**What to produce:**
Only the lines holding the string "everyone" are needed. Copy each one.
*-*-*
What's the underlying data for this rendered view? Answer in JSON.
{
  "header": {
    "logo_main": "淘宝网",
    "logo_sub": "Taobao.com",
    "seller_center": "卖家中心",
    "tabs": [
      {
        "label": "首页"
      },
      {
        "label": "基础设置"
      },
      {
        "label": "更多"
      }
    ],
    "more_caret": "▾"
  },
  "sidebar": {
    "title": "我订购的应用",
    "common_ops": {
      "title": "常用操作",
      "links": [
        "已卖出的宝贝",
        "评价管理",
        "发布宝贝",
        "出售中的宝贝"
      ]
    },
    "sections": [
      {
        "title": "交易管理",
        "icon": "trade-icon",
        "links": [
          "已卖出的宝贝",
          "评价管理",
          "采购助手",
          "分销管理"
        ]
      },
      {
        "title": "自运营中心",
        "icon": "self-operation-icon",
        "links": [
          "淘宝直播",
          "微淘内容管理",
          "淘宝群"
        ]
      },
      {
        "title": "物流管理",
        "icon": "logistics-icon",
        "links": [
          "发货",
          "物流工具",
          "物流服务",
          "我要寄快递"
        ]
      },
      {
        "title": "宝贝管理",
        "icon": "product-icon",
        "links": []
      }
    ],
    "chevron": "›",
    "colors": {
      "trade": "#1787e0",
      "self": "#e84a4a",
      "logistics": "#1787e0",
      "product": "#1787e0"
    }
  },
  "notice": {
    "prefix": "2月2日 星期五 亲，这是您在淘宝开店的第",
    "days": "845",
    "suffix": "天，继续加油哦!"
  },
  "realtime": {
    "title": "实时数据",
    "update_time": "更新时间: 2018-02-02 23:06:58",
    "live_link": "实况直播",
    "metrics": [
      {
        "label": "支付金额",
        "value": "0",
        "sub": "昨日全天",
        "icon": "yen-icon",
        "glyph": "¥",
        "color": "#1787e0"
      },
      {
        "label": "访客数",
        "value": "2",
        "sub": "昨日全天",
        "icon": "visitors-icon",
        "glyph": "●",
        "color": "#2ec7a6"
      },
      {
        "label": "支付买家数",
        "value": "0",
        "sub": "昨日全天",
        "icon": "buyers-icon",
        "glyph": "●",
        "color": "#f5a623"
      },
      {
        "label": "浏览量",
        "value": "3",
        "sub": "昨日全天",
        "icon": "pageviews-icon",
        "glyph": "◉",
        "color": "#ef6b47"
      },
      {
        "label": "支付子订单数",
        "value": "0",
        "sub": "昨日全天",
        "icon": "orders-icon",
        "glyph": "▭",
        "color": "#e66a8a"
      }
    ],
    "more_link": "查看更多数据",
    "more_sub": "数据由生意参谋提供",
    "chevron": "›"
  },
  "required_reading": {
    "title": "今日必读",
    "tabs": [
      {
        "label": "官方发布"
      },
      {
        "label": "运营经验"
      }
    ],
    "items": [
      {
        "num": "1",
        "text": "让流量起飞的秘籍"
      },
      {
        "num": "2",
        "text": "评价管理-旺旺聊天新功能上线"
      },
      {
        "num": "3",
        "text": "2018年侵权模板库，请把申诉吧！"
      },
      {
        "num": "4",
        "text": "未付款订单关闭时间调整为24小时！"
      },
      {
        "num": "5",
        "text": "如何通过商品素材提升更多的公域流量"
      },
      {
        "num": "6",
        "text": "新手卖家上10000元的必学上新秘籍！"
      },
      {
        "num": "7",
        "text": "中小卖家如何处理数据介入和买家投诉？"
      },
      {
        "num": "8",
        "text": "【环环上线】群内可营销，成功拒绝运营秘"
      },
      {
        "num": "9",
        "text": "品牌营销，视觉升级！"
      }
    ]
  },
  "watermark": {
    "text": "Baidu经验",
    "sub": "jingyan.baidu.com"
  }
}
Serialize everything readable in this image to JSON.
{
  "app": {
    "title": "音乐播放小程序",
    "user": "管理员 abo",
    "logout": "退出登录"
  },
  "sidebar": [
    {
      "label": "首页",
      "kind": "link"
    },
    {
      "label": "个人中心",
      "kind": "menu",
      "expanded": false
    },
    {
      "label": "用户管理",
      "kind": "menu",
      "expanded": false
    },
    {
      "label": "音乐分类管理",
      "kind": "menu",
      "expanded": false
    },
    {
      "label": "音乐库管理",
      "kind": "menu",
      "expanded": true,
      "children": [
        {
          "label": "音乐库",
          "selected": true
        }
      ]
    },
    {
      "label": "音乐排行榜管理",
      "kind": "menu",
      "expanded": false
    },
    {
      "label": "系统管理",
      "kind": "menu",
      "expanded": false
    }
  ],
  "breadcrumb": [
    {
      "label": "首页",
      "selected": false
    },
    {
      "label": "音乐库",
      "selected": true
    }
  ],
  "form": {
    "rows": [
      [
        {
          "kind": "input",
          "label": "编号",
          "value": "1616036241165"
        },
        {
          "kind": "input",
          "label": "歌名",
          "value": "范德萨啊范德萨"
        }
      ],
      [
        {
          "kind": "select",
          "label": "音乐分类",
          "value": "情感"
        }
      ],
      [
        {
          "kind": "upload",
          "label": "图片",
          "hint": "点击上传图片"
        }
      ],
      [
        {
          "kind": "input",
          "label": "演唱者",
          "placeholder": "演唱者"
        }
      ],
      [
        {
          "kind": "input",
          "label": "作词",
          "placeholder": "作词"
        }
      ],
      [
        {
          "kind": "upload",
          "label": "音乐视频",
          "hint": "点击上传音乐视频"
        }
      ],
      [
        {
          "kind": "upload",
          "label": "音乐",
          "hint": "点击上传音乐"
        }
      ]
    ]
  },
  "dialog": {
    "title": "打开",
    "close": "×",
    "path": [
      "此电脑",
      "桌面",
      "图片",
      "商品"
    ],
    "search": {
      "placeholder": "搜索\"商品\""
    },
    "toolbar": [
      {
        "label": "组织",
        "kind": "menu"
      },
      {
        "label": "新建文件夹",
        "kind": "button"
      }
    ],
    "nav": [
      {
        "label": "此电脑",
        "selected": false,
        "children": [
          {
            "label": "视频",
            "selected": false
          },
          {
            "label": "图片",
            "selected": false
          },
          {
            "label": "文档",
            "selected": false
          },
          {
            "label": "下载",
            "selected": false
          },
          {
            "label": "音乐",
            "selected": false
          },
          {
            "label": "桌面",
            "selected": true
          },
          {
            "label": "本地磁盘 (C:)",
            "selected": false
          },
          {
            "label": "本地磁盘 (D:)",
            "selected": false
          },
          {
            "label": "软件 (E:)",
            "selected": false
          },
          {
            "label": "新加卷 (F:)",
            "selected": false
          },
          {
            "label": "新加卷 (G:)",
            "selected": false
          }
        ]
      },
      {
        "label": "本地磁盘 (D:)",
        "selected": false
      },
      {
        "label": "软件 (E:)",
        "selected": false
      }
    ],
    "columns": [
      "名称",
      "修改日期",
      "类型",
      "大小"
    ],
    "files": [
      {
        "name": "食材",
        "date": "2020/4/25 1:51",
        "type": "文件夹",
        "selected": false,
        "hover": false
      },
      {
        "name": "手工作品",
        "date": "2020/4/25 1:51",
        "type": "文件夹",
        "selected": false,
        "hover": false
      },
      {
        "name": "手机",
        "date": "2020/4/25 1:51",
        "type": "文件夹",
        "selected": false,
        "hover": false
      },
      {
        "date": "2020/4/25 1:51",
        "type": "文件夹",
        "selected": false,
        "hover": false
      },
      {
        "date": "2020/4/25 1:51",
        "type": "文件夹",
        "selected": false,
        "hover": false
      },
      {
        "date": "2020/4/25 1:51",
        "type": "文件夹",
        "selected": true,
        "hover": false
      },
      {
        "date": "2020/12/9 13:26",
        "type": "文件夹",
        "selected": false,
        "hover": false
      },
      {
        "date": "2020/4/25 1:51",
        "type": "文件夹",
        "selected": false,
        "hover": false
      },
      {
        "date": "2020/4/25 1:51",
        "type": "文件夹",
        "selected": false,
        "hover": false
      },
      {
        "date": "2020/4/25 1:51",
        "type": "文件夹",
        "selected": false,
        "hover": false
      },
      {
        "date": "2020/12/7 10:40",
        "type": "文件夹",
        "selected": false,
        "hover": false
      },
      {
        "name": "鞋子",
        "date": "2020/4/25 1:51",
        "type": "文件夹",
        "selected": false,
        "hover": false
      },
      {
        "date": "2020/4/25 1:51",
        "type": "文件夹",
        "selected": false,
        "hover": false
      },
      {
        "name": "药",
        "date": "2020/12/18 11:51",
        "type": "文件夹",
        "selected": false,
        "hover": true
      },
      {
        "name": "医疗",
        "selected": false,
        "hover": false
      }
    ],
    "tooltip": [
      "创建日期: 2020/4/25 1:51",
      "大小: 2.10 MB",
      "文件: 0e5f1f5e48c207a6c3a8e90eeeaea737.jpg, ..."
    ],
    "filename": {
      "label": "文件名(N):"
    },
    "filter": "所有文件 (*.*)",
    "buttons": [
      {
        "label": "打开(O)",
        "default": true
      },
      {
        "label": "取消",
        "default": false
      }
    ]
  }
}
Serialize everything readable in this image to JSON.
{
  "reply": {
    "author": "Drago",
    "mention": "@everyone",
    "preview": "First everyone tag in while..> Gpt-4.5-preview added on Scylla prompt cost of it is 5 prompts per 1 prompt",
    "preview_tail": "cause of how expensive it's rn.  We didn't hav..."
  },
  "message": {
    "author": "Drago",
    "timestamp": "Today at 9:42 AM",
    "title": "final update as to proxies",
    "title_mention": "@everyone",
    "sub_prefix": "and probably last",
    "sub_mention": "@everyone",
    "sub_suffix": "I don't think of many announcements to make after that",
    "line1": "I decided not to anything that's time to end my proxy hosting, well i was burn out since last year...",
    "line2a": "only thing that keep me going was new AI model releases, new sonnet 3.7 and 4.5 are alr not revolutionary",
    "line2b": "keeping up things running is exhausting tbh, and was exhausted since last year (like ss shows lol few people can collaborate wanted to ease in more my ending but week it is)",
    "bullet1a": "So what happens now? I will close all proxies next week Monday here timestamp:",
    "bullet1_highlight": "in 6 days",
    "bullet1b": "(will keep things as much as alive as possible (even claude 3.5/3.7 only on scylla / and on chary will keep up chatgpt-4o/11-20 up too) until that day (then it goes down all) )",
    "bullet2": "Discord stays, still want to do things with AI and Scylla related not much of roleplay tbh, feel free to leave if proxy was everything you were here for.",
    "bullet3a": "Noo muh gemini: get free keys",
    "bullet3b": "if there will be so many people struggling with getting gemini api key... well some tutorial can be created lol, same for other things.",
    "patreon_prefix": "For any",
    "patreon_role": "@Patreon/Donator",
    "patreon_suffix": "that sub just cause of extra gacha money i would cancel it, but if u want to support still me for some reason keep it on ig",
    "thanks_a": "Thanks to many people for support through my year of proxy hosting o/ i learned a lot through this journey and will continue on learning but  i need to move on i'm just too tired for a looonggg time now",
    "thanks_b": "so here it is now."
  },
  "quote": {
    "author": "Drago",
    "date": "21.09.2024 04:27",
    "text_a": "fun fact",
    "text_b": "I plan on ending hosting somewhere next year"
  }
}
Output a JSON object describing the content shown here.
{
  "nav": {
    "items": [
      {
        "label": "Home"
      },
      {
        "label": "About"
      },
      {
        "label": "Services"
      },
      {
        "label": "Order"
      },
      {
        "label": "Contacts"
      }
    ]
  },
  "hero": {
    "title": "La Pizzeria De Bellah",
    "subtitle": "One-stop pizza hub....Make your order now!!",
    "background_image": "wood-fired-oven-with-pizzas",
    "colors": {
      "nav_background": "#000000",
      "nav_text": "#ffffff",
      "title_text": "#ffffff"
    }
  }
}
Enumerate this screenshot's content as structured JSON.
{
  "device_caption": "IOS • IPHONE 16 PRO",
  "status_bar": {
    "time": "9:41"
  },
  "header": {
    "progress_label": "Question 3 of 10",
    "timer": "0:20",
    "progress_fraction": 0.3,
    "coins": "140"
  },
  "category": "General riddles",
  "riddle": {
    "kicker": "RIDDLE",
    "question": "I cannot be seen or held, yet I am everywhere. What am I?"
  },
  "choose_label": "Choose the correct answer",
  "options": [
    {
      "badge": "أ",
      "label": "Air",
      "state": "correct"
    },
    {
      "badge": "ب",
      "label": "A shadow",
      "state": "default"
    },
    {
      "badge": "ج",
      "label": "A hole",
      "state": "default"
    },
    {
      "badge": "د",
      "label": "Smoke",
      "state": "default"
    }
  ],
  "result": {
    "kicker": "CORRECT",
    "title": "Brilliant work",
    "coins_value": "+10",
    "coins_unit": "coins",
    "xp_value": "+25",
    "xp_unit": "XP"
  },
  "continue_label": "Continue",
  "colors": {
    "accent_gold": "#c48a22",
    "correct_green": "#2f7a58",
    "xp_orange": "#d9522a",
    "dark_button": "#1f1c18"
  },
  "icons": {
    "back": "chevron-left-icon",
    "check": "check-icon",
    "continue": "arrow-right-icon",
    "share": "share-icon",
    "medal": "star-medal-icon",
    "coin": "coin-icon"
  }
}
*-*-*
**Exercise result:**
    "mention": "@everyone",
    "preview": "First everyone tag in while..> Gpt-4.5-preview added on Scylla prompt cost of it is 5 prompts per 1 prompt",
    "title_mention": "@everyone",
    "sub_mention": "@everyone",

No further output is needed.